(Recorded data)
begin

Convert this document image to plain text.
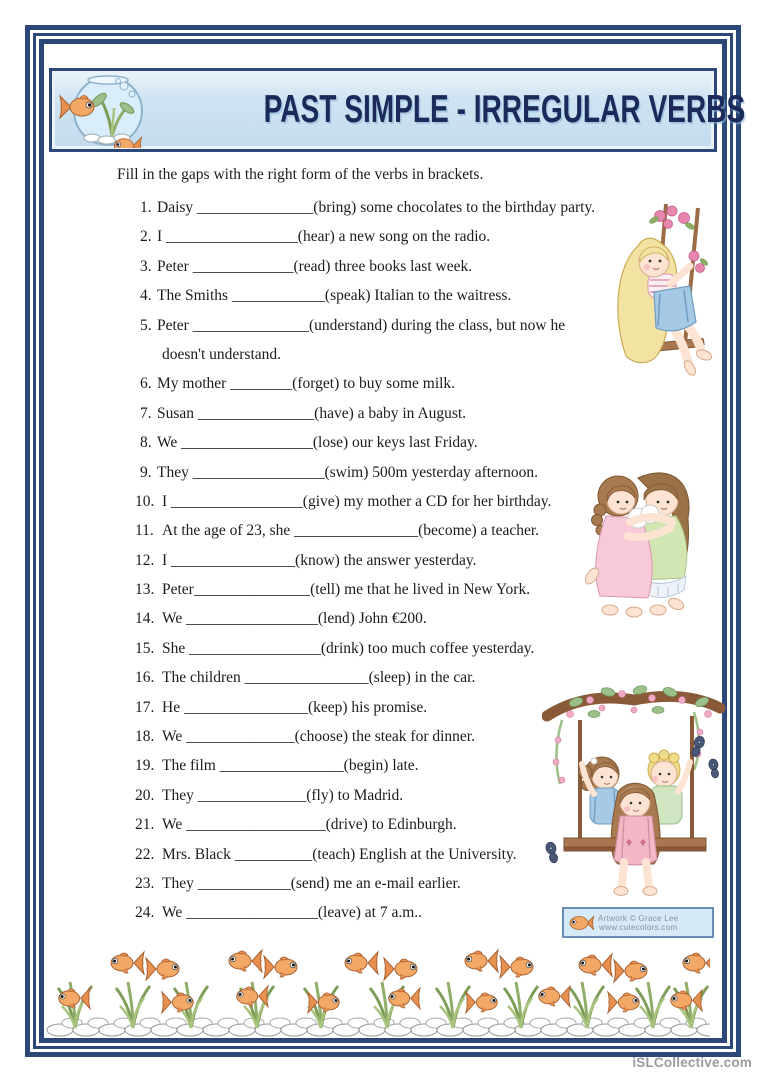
PAST SIMPLE - IRREGULAR VERBS
Fill in the gaps with the right form of the verbs in brackets.
1. Daisy _______________(bring) some chocolates to the birthday party.
2. I _________________(hear) a new song on the radio.
3. Peter _____________(read) three books last week.
4. The Smiths ____________(speak) Italian to the waitress.
5. Peter _______________(understand) during the class, but now he
doesn't understand.
6. My mother ________(forget) to buy some milk.
7. Susan _______________(have) a baby in August.
8. We _________________(lose) our keys last Friday.
9. They _________________(swim) 500m yesterday afternoon.
10. I _________________(give) my mother a CD for her birthday.
11. At the age of 23, she ________________(become) a teacher.
12. I ________________(know) the answer yesterday.
13. Peter_______________(tell) me that he lived in New York.
14. We _________________(lend) John €200.
15. She _________________(drink) too much coffee yesterday.
16. The children ________________(sleep) in the car.
17. He ________________(keep) his promise.
18. We ______________(choose) the steak for dinner.
19. The film ________________(begin) late.
20. They ______________(fly) to Madrid.
21. We __________________(drive) to Edinburgh.
22. Mrs. Black __________(teach) English at the University.
23. They ____________(send) me an e-mail earlier.
24. We _________________(leave) at 7 a.m..	Artwork © Grace Lee
www.cutecolors.com
iSLCollective.com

end

REQUEST: Across the records, how many lines contain "last"? Only the number should be given.

COMPLETE OUTPUT: 2